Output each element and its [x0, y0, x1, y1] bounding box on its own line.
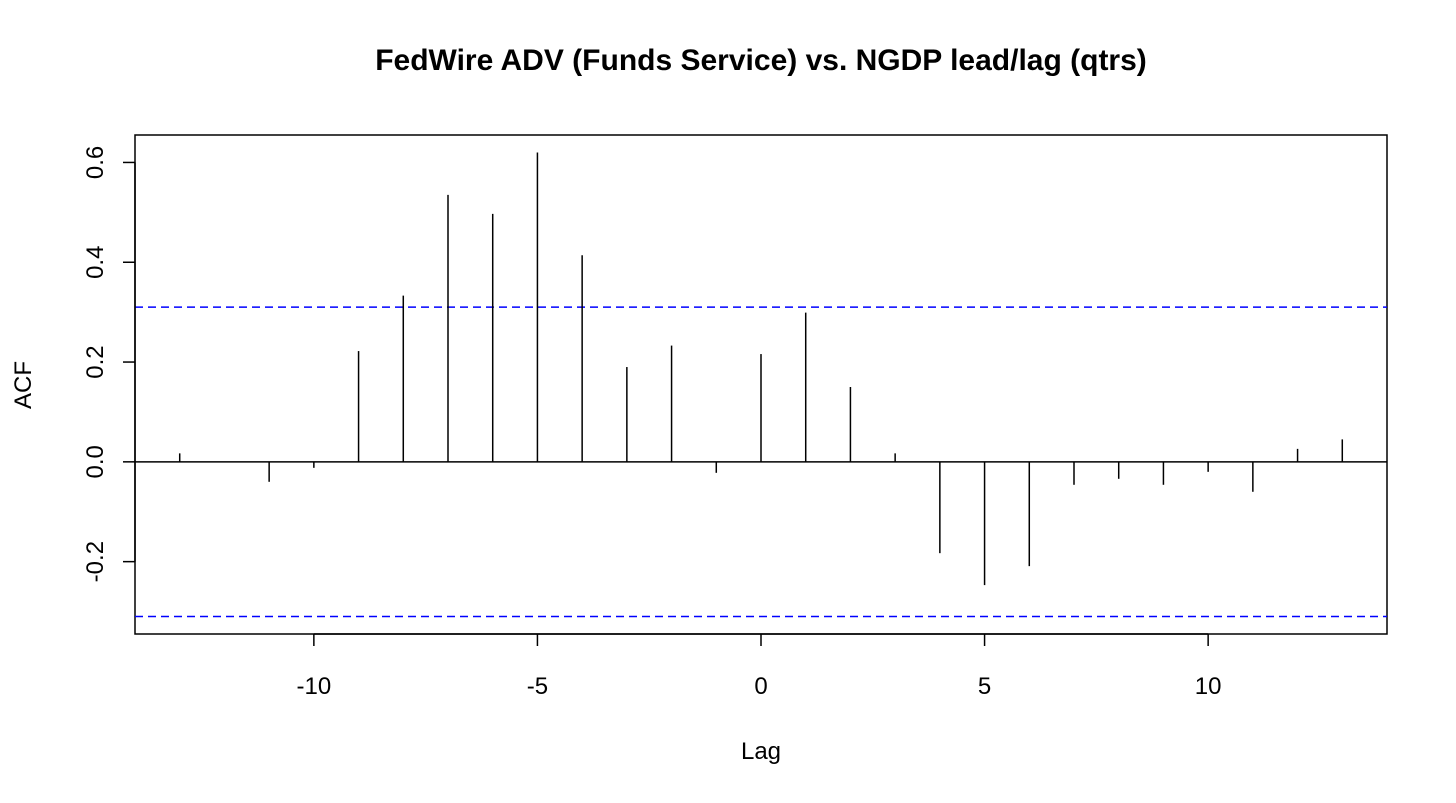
x-tick-label: 0: [754, 673, 767, 700]
y-tick-label: 0.6: [82, 146, 109, 179]
y-tick-label: 0.2: [82, 345, 109, 378]
y-tick-label: 0.4: [82, 246, 109, 279]
x-tick-label: 10: [1195, 673, 1222, 700]
x-axis-label: Lag: [741, 738, 781, 765]
x-tick-label: -10: [297, 673, 332, 700]
x-tick-label: 5: [978, 673, 991, 700]
plot-area: -10 -5 0 5 10 -0.2 0.0 0.2 0.4 0.6: [82, 134, 1388, 700]
y-axis-label: ACF: [10, 361, 37, 409]
y-tick-label: -0.2: [82, 541, 109, 582]
chart-title: FedWire ADV (Funds Service) vs. NGDP lea…: [375, 44, 1147, 77]
y-tick-label: 0.0: [82, 445, 109, 478]
x-tick-label: -5: [527, 673, 548, 700]
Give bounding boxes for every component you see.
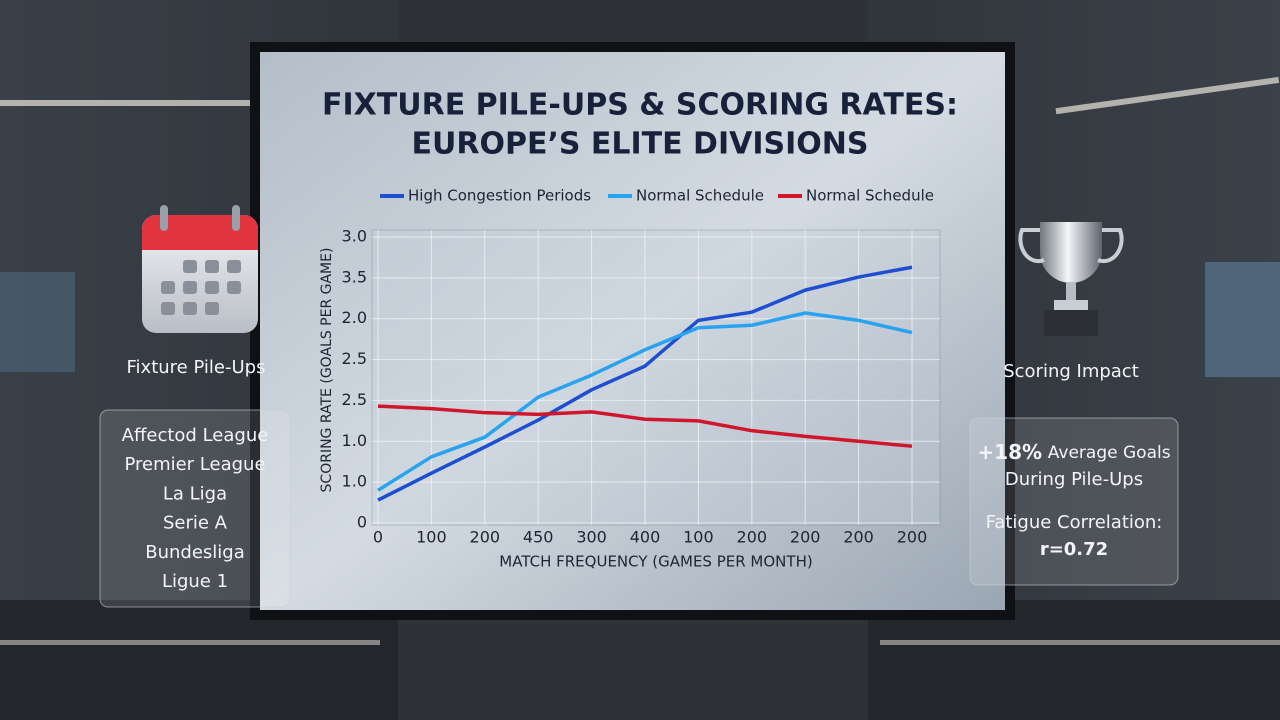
legend-label: Normal Schedule	[636, 187, 764, 205]
monitor-screen	[260, 52, 1005, 610]
ceiling-light	[0, 100, 250, 106]
series-line	[377, 404, 913, 448]
correlation-label: Fatigue Correlation:	[986, 512, 1163, 533]
league-item: La Liga	[163, 483, 227, 504]
impact-box	[969, 417, 1179, 586]
y-tick-label: 0	[357, 513, 367, 532]
panel-label: Scoring Impact	[1003, 361, 1139, 382]
floor-light	[0, 640, 380, 645]
x-axis-label: MATCH FREQUENCY (GAMES PER MONTH)	[499, 553, 812, 571]
wall-screen	[1205, 262, 1280, 377]
calendar-icon	[142, 205, 258, 333]
league-item: Serie A	[163, 513, 228, 534]
x-tick-label: 100	[416, 528, 447, 547]
impact-stat-line: +18% Average Goals	[977, 440, 1170, 464]
x-tick-label: 450	[523, 528, 554, 547]
x-tick-label: 300	[576, 528, 607, 547]
wall-screen	[0, 272, 75, 372]
x-tick-label: 200	[843, 528, 874, 547]
series-line	[377, 311, 913, 492]
y-tick-label: 3.0	[342, 227, 367, 246]
panel-label: Fixture Pile-Ups	[127, 357, 266, 378]
y-tick-label: 2.0	[342, 308, 367, 327]
legend-label: High Congestion Periods	[408, 187, 591, 205]
x-tick-label: 0	[373, 528, 383, 547]
plot-area	[371, 229, 941, 526]
x-tick-label: 100	[683, 528, 714, 547]
league-item: Premier League	[124, 454, 265, 475]
panel-heading: Affectod League	[122, 425, 269, 446]
y-tick-label: 1.0	[342, 472, 367, 491]
x-tick-label: 200	[737, 528, 768, 547]
y-tick-label: 3.5	[342, 267, 367, 286]
y-tick-label: 2.5	[342, 390, 367, 409]
floor-light	[880, 640, 1280, 645]
impact-text: During Pile-Ups	[1005, 469, 1143, 490]
y-axis-label: SCORING RATE (GOALS PER GAME)	[319, 248, 335, 493]
y-tick-label: 1.0	[342, 431, 367, 450]
x-tick-label: 200	[790, 528, 821, 547]
y-tick-label: 2.5	[342, 349, 367, 368]
ceiling-light	[1055, 76, 1280, 115]
correlation-value: r=0.72	[1040, 539, 1108, 560]
league-box	[99, 409, 291, 608]
x-tick-label: 200	[470, 528, 501, 547]
x-tick-label: 200	[897, 528, 928, 547]
impact-stat: +18%	[977, 440, 1042, 464]
chart-title: FIXTURE PILE-UPS & SCORING RATES:	[322, 88, 958, 123]
series-line	[377, 265, 913, 502]
trophy-icon	[1018, 222, 1124, 336]
chart-title: EUROPE’S ELITE DIVISIONS	[412, 127, 869, 162]
legend-label: Normal Schedule	[806, 187, 934, 205]
impact-text: Average Goals	[1048, 443, 1171, 463]
league-item: Ligue 1	[162, 571, 228, 592]
x-tick-label: 400	[630, 528, 661, 547]
league-item: Bundesliga	[145, 542, 245, 563]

★ ★ ★ ★ ★ ★ ★

DO THIS
Gather every line from the records above that contains the string "title", and treat uppercase and lowercase as different.

EXERCISE OUTPUT
chart-title: FedWire ADV (Funds Service) vs. NGDP lea…: [375, 44, 1147, 77]
chart-title: FIXTURE PILE-UPS & SCORING RATES:	[322, 88, 958, 123]
chart-title: EUROPE’S ELITE DIVISIONS	[412, 127, 869, 162]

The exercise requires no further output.